Exercise details
Write out each line exactly as given. Leave the pictures out of your copy.

Material for this task
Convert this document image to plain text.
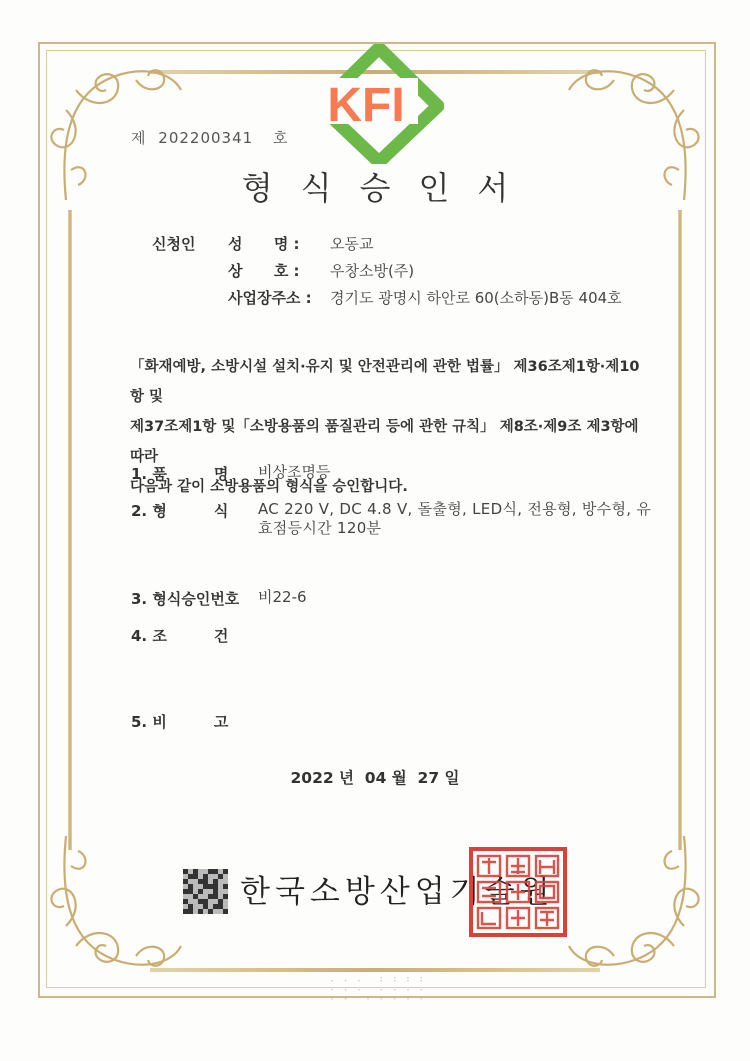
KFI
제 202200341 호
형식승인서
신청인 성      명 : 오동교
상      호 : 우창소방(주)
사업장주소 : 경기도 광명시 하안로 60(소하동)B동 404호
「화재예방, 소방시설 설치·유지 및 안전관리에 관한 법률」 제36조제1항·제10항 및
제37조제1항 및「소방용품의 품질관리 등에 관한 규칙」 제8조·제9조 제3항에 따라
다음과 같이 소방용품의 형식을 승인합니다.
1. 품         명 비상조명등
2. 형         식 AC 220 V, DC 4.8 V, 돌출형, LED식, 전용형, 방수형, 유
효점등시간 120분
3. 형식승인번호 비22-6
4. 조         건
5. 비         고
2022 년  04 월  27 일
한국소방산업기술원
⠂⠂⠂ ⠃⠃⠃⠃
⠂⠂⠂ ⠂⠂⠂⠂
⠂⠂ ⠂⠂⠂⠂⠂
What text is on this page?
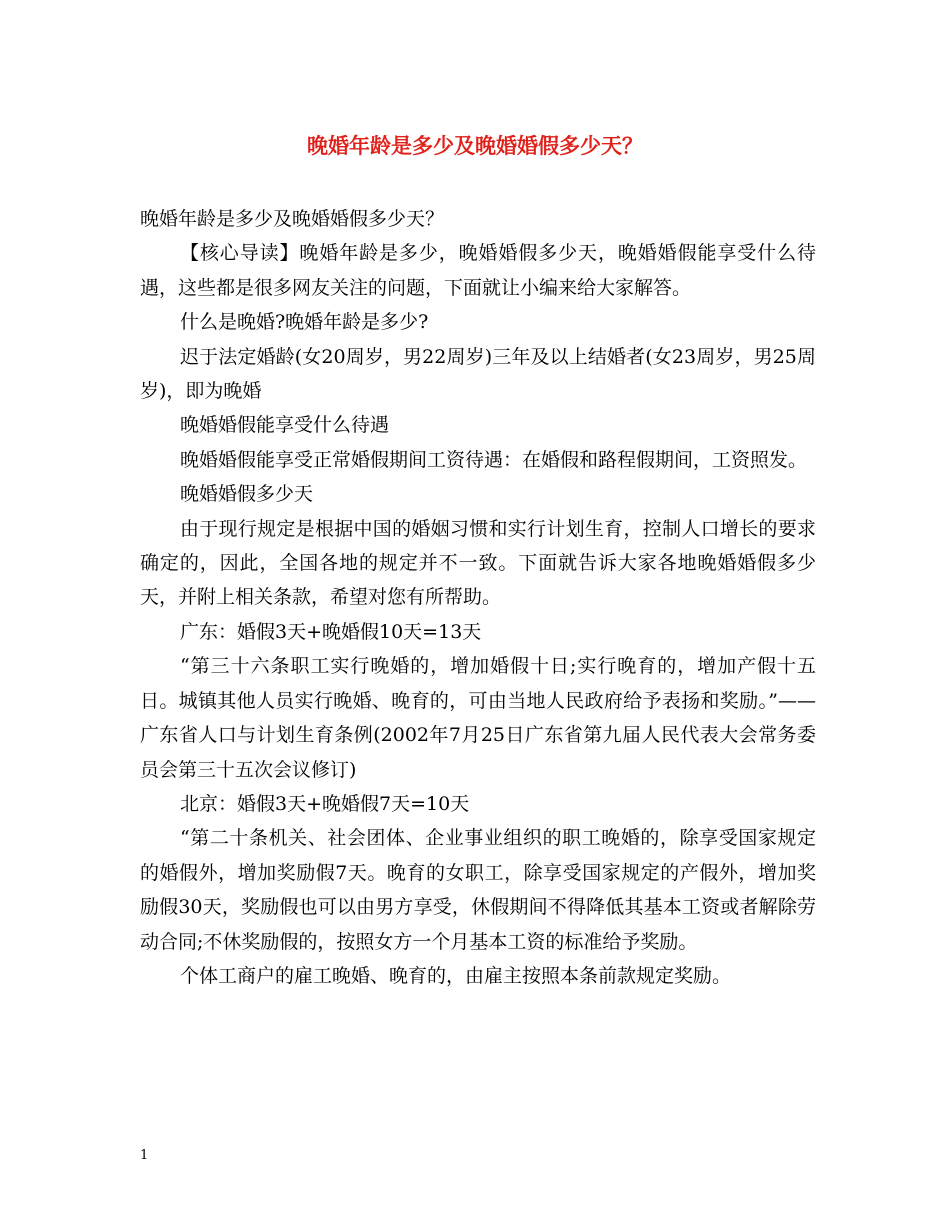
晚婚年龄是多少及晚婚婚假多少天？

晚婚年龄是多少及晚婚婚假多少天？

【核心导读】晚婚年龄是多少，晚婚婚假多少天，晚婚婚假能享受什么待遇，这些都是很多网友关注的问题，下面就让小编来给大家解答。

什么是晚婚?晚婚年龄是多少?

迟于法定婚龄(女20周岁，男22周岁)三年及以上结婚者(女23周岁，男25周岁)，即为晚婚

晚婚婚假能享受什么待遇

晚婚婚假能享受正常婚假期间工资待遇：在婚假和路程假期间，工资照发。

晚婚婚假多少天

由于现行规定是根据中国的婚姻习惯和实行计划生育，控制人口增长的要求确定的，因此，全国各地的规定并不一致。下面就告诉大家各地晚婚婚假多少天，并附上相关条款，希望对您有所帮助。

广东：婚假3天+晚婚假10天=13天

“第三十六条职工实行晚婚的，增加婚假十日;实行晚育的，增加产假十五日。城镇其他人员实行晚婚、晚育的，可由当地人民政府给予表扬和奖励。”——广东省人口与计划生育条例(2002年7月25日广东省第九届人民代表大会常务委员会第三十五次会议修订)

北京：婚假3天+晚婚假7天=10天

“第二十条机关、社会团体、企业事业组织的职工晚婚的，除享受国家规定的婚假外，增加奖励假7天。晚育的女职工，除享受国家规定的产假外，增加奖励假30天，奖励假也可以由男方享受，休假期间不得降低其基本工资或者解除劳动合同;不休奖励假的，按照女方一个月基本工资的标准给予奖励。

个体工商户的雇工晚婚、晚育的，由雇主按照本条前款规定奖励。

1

Correct result
Convert this document image to plain text.
KFI
제 202200341 호
형식승인서
신청인 성      명 : 오동교
상      호 : 우창소방(주)
사업장주소 : 경기도 광명시 하안로 60(소하동)B동 404호
「화재예방, 소방시설 설치·유지 및 안전관리에 관한 법률」 제36조제1항·제10항 및
제37조제1항 및「소방용품의 품질관리 등에 관한 규칙」 제8조·제9조 제3항에 따라
다음과 같이 소방용품의 형식을 승인합니다.
1. 품         명 비상조명등
2. 형         식 AC 220 V, DC 4.8 V, 돌출형, LED식, 전용형, 방수형, 유
효점등시간 120분
3. 형식승인번호 비22-6
4. 조         건
5. 비         고
2022 년  04 월  27 일
한국소방산업기술원
⠂⠂⠂ ⠃⠃⠃⠃
⠂⠂⠂ ⠂⠂⠂⠂
⠂⠂ ⠂⠂⠂⠂⠂
What text is on this page?
晚婚年龄是多少及晚婚婚假多少天？

晚婚年龄是多少及晚婚婚假多少天？

【核心导读】晚婚年龄是多少，晚婚婚假多少天，晚婚婚假能享受什么待遇，这些都是很多网友关注的问题，下面就让小编来给大家解答。

什么是晚婚?晚婚年龄是多少?

迟于法定婚龄(女20周岁，男22周岁)三年及以上结婚者(女23周岁，男25周岁)，即为晚婚

晚婚婚假能享受什么待遇

晚婚婚假能享受正常婚假期间工资待遇：在婚假和路程假期间，工资照发。

晚婚婚假多少天

由于现行规定是根据中国的婚姻习惯和实行计划生育，控制人口增长的要求确定的，因此，全国各地的规定并不一致。下面就告诉大家各地晚婚婚假多少天，并附上相关条款，希望对您有所帮助。

广东：婚假3天+晚婚假10天=13天

“第三十六条职工实行晚婚的，增加婚假十日;实行晚育的，增加产假十五日。城镇其他人员实行晚婚、晚育的，可由当地人民政府给予表扬和奖励。”——广东省人口与计划生育条例(2002年7月25日广东省第九届人民代表大会常务委员会第三十五次会议修订)

北京：婚假3天+晚婚假7天=10天

“第二十条机关、社会团体、企业事业组织的职工晚婚的，除享受国家规定的婚假外，增加奖励假7天。晚育的女职工，除享受国家规定的产假外，增加奖励假30天，奖励假也可以由男方享受，休假期间不得降低其基本工资或者解除劳动合同;不休奖励假的，按照女方一个月基本工资的标准给予奖励。

个体工商户的雇工晚婚、晚育的，由雇主按照本条前款规定奖励。

1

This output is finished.